**TASK DETAILS**
Each record below should appear again exactly as written.
+++ DATA TO PROCESS
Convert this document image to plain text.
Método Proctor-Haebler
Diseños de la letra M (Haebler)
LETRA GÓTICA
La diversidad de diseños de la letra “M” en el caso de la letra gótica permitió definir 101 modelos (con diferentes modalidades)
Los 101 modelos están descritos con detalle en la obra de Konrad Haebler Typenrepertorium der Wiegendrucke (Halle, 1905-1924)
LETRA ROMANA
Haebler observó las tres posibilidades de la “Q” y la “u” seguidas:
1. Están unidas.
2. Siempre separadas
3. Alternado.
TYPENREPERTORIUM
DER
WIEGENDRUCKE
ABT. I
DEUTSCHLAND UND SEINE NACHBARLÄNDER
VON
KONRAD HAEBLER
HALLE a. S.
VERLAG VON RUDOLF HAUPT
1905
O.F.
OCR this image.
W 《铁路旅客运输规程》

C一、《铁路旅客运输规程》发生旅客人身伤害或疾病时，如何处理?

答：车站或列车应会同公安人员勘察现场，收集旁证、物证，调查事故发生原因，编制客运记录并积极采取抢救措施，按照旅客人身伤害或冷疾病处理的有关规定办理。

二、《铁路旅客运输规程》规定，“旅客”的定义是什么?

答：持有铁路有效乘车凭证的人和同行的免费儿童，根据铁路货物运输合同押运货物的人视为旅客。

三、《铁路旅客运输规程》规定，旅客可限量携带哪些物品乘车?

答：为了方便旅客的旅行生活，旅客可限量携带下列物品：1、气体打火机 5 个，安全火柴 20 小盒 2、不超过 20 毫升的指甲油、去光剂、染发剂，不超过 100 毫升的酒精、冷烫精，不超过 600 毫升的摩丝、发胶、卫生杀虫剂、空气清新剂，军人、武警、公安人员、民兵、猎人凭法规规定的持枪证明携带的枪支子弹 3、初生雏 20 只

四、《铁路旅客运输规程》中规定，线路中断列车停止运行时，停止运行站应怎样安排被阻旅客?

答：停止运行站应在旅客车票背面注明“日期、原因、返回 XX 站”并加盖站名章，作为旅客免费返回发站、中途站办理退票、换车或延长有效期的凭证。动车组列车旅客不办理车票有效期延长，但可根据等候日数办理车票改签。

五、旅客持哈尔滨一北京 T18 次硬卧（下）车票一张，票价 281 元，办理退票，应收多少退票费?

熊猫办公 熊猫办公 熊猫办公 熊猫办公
++++++
**ANSWER**
Convert this document image to plain text.
Método Proctor-Haebler
Diseños de la letra M (Haebler)
LETRA GÓTICA
La diversidad de diseños de la letra “M” en el caso de la letra gótica permitió definir 101 modelos (con diferentes modalidades)
Los 101 modelos están descritos con detalle en la obra de Konrad Haebler Typenrepertorium der Wiegendrucke (Halle, 1905-1924)
LETRA ROMANA
Haebler observó las tres posibilidades de la “Q” y la “u” seguidas:
1. Están unidas.
2. Siempre separadas
3. Alternado.
TYPENREPERTORIUM
DER
WIEGENDRUCKE
ABT. I
DEUTSCHLAND UND SEINE NACHBARLÄNDER
VON
KONRAD HAEBLER
HALLE a. S.
VERLAG VON RUDOLF HAUPT
1905
O.F.
OCR this image.
W 《铁路旅客运输规程》

C一、《铁路旅客运输规程》发生旅客人身伤害或疾病时，如何处理?

答：车站或列车应会同公安人员勘察现场，收集旁证、物证，调查事故发生原因，编制客运记录并积极采取抢救措施，按照旅客人身伤害或冷疾病处理的有关规定办理。

二、《铁路旅客运输规程》规定，“旅客”的定义是什么?

答：持有铁路有效乘车凭证的人和同行的免费儿童，根据铁路货物运输合同押运货物的人视为旅客。

三、《铁路旅客运输规程》规定，旅客可限量携带哪些物品乘车?

答：为了方便旅客的旅行生活，旅客可限量携带下列物品：1、气体打火机 5 个，安全火柴 20 小盒 2、不超过 20 毫升的指甲油、去光剂、染发剂，不超过 100 毫升的酒精、冷烫精，不超过 600 毫升的摩丝、发胶、卫生杀虫剂、空气清新剂，军人、武警、公安人员、民兵、猎人凭法规规定的持枪证明携带的枪支子弹 3、初生雏 20 只

四、《铁路旅客运输规程》中规定，线路中断列车停止运行时，停止运行站应怎样安排被阻旅客?

答：停止运行站应在旅客车票背面注明“日期、原因、返回 XX 站”并加盖站名章，作为旅客免费返回发站、中途站办理退票、换车或延长有效期的凭证。动车组列车旅客不办理车票有效期延长，但可根据等候日数办理车票改签。

五、旅客持哈尔滨一北京 T18 次硬卧（下）车票一张，票价 281 元，办理退票，应收多少退票费?

熊猫办公 熊猫办公 熊猫办公 熊猫办公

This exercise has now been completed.